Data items
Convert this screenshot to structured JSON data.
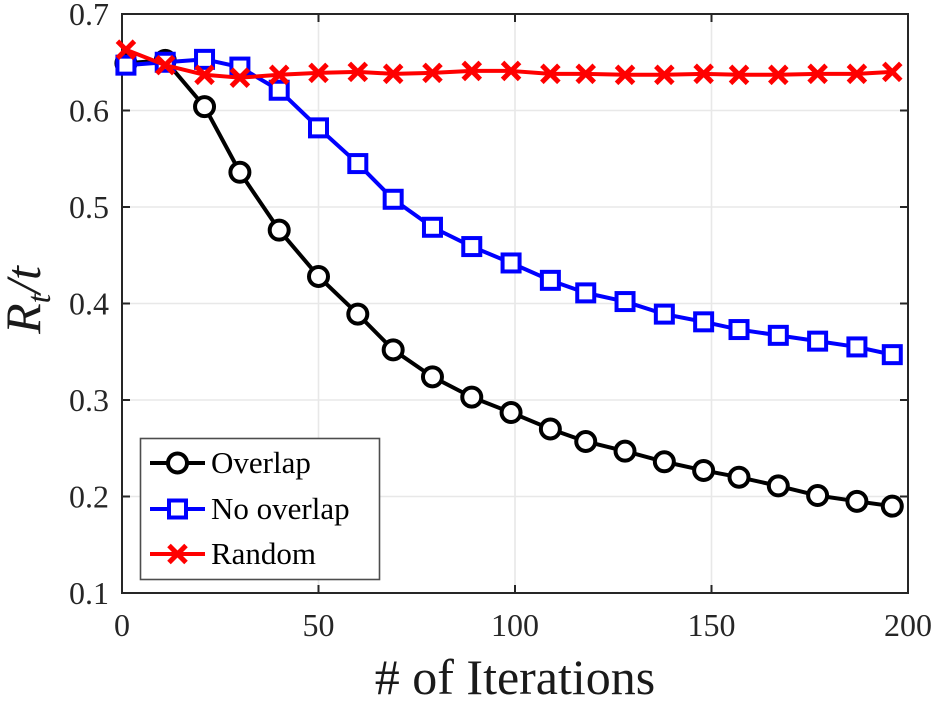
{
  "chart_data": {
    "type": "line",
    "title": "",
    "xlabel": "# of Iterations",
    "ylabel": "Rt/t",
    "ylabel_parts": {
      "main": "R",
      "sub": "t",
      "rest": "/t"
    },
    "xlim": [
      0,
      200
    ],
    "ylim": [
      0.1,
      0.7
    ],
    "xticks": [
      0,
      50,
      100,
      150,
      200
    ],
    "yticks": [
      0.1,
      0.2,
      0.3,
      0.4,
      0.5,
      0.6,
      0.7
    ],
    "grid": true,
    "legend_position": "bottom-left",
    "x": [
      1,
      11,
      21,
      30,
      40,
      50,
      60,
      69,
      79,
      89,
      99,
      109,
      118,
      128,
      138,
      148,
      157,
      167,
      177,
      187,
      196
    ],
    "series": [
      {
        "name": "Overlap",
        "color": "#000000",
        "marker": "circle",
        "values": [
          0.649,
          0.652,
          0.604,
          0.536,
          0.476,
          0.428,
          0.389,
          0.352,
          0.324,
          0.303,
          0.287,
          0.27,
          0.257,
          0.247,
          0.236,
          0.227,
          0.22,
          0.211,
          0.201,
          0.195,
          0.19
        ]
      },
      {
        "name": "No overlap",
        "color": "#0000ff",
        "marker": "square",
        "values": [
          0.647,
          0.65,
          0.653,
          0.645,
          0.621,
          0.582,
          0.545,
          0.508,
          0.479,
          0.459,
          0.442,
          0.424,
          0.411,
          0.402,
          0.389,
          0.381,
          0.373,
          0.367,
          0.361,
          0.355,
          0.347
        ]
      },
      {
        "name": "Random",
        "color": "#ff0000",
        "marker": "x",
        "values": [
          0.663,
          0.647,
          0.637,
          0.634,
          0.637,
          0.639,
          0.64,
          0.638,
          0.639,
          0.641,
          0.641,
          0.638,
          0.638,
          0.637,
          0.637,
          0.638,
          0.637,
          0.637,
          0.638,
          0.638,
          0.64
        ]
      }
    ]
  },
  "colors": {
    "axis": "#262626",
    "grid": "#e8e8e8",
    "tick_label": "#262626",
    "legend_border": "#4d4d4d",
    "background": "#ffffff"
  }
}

• [INSTRUCTION]:
Copy out the whole listing exactly, and don't carry over any pictures.

• [WRITTEN ANSWER]:
Convert this screenshot to structured JSON data.
{
  "chart_data": {
    "type": "line",
    "title": "",
    "xlabel": "# of Iterations",
    "ylabel": "Rt/t",
    "ylabel_parts": {
      "main": "R",
      "sub": "t",
      "rest": "/t"
    },
    "xlim": [
      0,
      200
    ],
    "ylim": [
      0.1,
      0.7
    ],
    "xticks": [
      0,
      50,
      100,
      150,
      200
    ],
    "yticks": [
      0.1,
      0.2,
      0.3,
      0.4,
      0.5,
      0.6,
      0.7
    ],
    "grid": true,
    "legend_position": "bottom-left",
    "x": [
      1,
      11,
      21,
      30,
      40,
      50,
      60,
      69,
      79,
      89,
      99,
      109,
      118,
      128,
      138,
      148,
      157,
      167,
      177,
      187,
      196
    ],
    "series": [
      {
        "name": "Overlap",
        "color": "#000000",
        "marker": "circle",
        "values": [
          0.649,
          0.652,
          0.604,
          0.536,
          0.476,
          0.428,
          0.389,
          0.352,
          0.324,
          0.303,
          0.287,
          0.27,
          0.257,
          0.247,
          0.236,
          0.227,
          0.22,
          0.211,
          0.201,
          0.195,
          0.19
        ]
      },
      {
        "name": "No overlap",
        "color": "#0000ff",
        "marker": "square",
        "values": [
          0.647,
          0.65,
          0.653,
          0.645,
          0.621,
          0.582,
          0.545,
          0.508,
          0.479,
          0.459,
          0.442,
          0.424,
          0.411,
          0.402,
          0.389,
          0.381,
          0.373,
          0.367,
          0.361,
          0.355,
          0.347
        ]
      },
      {
        "name": "Random",
        "color": "#ff0000",
        "marker": "x",
        "values": [
          0.663,
          0.647,
          0.637,
          0.634,
          0.637,
          0.639,
          0.64,
          0.638,
          0.639,
          0.641,
          0.641,
          0.638,
          0.638,
          0.637,
          0.637,
          0.638,
          0.637,
          0.637,
          0.638,
          0.638,
          0.64
        ]
      }
    ]
  },
  "colors": {
    "axis": "#262626",
    "grid": "#e8e8e8",
    "tick_label": "#262626",
    "legend_border": "#4d4d4d",
    "background": "#ffffff"
  }
}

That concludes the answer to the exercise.